The problem. State the number of lines that contain the word "background", and add nothing else.

Data supplied.
● ● ● ●

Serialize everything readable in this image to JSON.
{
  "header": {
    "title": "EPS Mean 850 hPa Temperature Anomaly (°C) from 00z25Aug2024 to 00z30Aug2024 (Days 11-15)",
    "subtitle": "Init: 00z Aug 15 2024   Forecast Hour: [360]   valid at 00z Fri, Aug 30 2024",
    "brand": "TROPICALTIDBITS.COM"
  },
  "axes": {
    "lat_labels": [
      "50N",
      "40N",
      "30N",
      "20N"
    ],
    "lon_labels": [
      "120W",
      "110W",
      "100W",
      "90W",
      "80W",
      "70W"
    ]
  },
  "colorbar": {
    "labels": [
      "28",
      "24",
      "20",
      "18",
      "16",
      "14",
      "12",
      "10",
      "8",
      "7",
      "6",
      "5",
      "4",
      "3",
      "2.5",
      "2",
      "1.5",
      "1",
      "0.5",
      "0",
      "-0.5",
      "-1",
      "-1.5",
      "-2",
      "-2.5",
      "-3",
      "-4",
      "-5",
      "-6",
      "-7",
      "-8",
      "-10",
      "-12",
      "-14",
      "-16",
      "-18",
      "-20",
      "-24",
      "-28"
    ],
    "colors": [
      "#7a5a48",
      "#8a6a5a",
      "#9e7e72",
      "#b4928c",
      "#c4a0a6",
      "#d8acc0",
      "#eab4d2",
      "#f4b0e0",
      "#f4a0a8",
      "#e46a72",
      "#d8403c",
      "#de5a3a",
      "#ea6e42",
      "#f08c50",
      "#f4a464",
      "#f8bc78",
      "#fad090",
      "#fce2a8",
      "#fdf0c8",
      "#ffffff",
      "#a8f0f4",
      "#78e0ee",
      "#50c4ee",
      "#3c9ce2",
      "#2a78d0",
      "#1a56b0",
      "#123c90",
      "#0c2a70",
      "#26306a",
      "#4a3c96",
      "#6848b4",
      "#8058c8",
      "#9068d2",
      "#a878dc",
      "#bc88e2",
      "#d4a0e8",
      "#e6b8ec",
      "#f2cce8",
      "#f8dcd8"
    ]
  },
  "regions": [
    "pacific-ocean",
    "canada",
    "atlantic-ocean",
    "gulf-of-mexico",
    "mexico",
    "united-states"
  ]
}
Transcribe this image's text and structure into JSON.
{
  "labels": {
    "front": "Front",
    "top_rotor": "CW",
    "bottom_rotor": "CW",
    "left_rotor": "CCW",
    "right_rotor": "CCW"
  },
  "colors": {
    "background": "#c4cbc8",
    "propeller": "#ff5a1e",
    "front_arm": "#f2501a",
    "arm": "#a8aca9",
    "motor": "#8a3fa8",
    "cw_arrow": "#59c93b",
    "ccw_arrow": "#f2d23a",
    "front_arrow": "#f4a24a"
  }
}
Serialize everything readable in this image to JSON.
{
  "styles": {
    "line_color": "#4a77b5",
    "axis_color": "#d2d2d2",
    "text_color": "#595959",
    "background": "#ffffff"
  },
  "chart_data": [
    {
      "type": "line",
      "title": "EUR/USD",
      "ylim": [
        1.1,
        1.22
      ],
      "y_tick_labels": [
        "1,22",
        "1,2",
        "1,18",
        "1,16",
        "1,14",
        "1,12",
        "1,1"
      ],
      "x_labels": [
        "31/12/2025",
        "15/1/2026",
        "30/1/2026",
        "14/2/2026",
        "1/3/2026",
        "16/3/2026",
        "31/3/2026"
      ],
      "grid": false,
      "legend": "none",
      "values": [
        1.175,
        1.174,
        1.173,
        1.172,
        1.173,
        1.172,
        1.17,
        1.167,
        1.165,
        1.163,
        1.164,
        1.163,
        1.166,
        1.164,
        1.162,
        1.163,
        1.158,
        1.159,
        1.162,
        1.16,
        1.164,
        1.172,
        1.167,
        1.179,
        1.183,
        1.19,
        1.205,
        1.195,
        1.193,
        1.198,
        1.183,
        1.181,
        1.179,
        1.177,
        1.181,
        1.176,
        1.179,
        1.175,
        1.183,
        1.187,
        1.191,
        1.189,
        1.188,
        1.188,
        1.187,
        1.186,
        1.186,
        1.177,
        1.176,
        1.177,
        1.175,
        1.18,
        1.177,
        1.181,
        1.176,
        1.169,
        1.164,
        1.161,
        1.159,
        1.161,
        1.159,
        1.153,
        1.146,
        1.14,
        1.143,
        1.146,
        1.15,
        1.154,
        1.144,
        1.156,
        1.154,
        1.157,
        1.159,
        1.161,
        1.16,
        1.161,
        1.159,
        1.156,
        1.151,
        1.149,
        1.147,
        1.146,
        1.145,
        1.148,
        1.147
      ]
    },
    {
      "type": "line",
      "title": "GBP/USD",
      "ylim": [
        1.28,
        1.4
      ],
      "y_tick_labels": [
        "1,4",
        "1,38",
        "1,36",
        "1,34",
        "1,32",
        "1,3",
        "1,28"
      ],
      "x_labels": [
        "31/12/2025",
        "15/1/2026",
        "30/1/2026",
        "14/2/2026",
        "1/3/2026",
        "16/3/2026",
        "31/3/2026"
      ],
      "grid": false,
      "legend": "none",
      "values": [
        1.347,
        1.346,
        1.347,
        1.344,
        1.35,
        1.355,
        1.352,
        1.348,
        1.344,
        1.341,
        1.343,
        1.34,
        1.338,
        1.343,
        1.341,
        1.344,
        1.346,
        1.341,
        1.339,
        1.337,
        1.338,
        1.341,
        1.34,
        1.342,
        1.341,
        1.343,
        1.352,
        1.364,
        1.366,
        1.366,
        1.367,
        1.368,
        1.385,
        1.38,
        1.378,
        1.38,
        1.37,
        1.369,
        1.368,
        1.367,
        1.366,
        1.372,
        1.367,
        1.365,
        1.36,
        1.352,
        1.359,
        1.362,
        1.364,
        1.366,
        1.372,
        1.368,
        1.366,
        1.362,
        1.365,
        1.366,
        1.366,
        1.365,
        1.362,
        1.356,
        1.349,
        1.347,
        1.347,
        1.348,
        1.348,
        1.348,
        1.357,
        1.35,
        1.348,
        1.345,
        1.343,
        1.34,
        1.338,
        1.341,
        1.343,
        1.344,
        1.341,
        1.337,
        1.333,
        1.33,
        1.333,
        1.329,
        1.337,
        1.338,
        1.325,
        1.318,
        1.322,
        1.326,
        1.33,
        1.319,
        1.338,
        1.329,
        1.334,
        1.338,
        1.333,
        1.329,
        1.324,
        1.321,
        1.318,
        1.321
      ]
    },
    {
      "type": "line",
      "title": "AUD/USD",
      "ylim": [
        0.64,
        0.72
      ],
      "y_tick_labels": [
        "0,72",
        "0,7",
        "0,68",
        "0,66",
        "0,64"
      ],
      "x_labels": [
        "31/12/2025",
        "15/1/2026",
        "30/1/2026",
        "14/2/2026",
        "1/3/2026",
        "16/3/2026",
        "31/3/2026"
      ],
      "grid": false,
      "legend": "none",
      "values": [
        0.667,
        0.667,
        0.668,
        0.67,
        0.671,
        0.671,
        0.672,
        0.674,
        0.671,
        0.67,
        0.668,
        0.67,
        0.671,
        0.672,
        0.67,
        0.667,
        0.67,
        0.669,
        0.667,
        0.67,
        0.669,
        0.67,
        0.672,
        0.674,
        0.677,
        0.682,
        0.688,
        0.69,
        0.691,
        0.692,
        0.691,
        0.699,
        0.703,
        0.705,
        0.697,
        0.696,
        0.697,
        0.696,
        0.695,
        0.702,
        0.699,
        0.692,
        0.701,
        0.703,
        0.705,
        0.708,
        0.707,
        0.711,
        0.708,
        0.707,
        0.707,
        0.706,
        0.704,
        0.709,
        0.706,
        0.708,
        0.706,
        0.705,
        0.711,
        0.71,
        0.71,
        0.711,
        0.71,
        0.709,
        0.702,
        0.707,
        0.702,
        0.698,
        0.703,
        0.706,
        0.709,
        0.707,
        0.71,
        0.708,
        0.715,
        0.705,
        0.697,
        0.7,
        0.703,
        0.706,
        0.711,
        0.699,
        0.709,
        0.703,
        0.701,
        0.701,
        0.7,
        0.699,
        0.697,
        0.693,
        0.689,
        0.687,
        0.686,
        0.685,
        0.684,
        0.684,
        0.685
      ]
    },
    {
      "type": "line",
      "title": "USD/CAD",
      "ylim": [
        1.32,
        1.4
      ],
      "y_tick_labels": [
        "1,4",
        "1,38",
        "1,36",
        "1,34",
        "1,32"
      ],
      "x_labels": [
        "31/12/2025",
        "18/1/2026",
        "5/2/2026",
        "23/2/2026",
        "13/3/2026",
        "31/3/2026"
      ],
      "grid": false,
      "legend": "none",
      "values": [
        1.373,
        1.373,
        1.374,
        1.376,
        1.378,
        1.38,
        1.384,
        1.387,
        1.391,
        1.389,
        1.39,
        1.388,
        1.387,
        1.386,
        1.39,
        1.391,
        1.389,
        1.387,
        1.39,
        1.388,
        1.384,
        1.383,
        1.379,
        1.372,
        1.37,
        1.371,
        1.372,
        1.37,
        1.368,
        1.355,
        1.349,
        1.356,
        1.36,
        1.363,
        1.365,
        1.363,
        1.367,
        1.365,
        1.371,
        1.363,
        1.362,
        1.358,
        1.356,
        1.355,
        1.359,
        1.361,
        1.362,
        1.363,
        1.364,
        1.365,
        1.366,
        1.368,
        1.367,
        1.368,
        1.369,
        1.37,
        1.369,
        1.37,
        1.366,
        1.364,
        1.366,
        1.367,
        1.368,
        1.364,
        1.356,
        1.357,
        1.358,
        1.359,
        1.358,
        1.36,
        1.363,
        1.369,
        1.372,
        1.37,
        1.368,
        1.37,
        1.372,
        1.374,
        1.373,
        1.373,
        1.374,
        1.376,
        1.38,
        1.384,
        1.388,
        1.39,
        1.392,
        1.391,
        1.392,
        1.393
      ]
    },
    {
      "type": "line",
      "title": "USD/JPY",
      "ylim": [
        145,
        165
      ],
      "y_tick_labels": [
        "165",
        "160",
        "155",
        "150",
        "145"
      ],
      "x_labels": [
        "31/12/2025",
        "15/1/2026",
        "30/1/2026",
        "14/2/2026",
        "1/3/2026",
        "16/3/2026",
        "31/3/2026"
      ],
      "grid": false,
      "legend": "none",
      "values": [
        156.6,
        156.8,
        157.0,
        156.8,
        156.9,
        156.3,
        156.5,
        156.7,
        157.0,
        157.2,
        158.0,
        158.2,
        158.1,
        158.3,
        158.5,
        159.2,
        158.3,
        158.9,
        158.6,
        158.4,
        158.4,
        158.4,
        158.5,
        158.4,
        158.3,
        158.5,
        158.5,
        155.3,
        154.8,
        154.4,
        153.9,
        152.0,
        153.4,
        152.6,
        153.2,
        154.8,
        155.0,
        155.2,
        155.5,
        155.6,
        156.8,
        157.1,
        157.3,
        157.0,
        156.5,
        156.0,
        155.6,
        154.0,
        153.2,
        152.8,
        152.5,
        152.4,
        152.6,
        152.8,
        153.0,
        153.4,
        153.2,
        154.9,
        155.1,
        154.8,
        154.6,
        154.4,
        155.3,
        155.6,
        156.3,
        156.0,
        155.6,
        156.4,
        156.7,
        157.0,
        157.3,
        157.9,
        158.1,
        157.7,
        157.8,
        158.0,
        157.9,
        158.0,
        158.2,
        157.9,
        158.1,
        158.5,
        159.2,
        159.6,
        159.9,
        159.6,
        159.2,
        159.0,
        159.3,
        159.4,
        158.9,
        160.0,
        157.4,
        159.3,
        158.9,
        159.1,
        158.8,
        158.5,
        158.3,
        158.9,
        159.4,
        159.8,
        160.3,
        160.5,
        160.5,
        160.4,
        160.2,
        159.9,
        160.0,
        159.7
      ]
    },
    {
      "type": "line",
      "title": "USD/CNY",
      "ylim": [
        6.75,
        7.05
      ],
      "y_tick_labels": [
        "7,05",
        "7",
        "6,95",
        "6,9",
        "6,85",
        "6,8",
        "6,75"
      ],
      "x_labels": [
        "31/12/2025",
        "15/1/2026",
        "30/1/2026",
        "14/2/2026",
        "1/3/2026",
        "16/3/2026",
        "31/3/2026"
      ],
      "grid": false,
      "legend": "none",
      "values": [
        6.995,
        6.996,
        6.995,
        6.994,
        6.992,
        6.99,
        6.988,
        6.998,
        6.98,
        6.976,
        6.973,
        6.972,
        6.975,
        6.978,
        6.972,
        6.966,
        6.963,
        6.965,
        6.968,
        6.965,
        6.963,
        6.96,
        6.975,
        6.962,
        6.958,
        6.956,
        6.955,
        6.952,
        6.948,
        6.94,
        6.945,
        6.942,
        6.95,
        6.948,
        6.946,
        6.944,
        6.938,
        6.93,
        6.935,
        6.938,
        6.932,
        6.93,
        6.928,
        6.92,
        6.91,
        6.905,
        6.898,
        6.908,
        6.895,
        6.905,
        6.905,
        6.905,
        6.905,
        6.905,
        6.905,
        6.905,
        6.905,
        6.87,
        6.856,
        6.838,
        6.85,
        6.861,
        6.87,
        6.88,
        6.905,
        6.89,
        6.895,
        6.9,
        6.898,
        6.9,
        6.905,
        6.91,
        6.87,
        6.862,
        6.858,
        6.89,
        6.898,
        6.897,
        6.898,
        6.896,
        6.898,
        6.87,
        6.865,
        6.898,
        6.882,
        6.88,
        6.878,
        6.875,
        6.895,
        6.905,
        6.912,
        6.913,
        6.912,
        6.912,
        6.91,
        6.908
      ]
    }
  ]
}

● ● ● ●

In response. 2